## Do this:
Extract each line of the data and write it out again exactly.

Start of Available records

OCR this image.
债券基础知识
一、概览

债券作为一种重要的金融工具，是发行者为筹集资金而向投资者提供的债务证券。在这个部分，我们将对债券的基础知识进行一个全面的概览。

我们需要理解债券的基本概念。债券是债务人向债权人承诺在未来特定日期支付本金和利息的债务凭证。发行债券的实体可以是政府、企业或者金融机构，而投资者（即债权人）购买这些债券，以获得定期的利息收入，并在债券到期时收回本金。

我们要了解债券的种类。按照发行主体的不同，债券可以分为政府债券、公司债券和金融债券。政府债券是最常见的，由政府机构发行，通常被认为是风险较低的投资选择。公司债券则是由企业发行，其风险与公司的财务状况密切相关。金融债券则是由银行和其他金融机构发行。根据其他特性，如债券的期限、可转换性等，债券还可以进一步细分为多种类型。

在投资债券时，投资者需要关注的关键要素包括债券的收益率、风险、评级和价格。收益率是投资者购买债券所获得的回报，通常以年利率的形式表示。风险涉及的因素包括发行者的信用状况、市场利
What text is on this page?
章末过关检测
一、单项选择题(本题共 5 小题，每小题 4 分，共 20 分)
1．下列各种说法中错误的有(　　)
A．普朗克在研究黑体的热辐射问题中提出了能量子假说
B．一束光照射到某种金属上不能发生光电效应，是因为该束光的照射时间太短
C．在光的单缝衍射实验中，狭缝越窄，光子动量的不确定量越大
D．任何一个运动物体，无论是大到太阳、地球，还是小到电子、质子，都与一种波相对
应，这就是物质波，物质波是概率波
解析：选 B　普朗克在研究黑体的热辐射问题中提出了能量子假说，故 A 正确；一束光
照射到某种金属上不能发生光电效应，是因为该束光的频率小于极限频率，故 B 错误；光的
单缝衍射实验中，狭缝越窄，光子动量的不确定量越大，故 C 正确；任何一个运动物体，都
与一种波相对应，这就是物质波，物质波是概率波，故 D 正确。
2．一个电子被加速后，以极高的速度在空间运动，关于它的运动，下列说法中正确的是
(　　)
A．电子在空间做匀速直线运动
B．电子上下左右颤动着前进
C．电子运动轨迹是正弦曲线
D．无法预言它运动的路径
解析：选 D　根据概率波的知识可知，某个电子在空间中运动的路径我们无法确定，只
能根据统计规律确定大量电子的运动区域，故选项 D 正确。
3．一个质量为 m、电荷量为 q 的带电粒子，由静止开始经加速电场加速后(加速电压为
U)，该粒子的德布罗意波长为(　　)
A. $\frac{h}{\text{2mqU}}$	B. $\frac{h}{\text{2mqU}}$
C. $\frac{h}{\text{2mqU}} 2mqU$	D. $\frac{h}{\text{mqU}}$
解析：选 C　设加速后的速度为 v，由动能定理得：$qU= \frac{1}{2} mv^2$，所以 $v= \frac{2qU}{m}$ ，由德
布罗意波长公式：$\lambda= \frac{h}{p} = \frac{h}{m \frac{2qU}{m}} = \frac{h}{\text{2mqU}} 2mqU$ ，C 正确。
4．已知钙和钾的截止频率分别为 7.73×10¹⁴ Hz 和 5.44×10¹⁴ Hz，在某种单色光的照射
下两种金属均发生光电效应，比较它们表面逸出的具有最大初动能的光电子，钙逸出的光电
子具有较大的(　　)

End of Available records

## Problem solution:
OCR this image.
债券基础知识
一、概览

债券作为一种重要的金融工具，是发行者为筹集资金而向投资者提供的债务证券。在这个部分，我们将对债券的基础知识进行一个全面的概览。

我们需要理解债券的基本概念。债券是债务人向债权人承诺在未来特定日期支付本金和利息的债务凭证。发行债券的实体可以是政府、企业或者金融机构，而投资者（即债权人）购买这些债券，以获得定期的利息收入，并在债券到期时收回本金。

我们要了解债券的种类。按照发行主体的不同，债券可以分为政府债券、公司债券和金融债券。政府债券是最常见的，由政府机构发行，通常被认为是风险较低的投资选择。公司债券则是由企业发行，其风险与公司的财务状况密切相关。金融债券则是由银行和其他金融机构发行。根据其他特性，如债券的期限、可转换性等，债券还可以进一步细分为多种类型。

在投资债券时，投资者需要关注的关键要素包括债券的收益率、风险、评级和价格。收益率是投资者购买债券所获得的回报，通常以年利率的形式表示。风险涉及的因素包括发行者的信用状况、市场利
What text is on this page?
章末过关检测
一、单项选择题(本题共 5 小题，每小题 4 分，共 20 分)
1．下列各种说法中错误的有(　　)
A．普朗克在研究黑体的热辐射问题中提出了能量子假说
B．一束光照射到某种金属上不能发生光电效应，是因为该束光的照射时间太短
C．在光的单缝衍射实验中，狭缝越窄，光子动量的不确定量越大
D．任何一个运动物体，无论是大到太阳、地球，还是小到电子、质子，都与一种波相对
应，这就是物质波，物质波是概率波
解析：选 B　普朗克在研究黑体的热辐射问题中提出了能量子假说，故 A 正确；一束光
照射到某种金属上不能发生光电效应，是因为该束光的频率小于极限频率，故 B 错误；光的
单缝衍射实验中，狭缝越窄，光子动量的不确定量越大，故 C 正确；任何一个运动物体，都
与一种波相对应，这就是物质波，物质波是概率波，故 D 正确。
2．一个电子被加速后，以极高的速度在空间运动，关于它的运动，下列说法中正确的是
(　　)
A．电子在空间做匀速直线运动
B．电子上下左右颤动着前进
C．电子运动轨迹是正弦曲线
D．无法预言它运动的路径
解析：选 D　根据概率波的知识可知，某个电子在空间中运动的路径我们无法确定，只
能根据统计规律确定大量电子的运动区域，故选项 D 正确。
3．一个质量为 m、电荷量为 q 的带电粒子，由静止开始经加速电场加速后(加速电压为
U)，该粒子的德布罗意波长为(　　)
A. $\frac{h}{\text{2mqU}}$	B. $\frac{h}{\text{2mqU}}$
C. $\frac{h}{\text{2mqU}} 2mqU$	D. $\frac{h}{\text{mqU}}$
解析：选 C　设加速后的速度为 v，由动能定理得：$qU= \frac{1}{2} mv^2$，所以 $v= \frac{2qU}{m}$ ，由德
布罗意波长公式：$\lambda= \frac{h}{p} = \frac{h}{m \frac{2qU}{m}} = \frac{h}{\text{2mqU}} 2mqU$ ，C 正确。
4．已知钙和钾的截止频率分别为 7.73×10¹⁴ Hz 和 5.44×10¹⁴ Hz，在某种单色光的照射
下两种金属均发生光电效应，比较它们表面逸出的具有最大初动能的光电子，钙逸出的光电
子具有较大的(　　)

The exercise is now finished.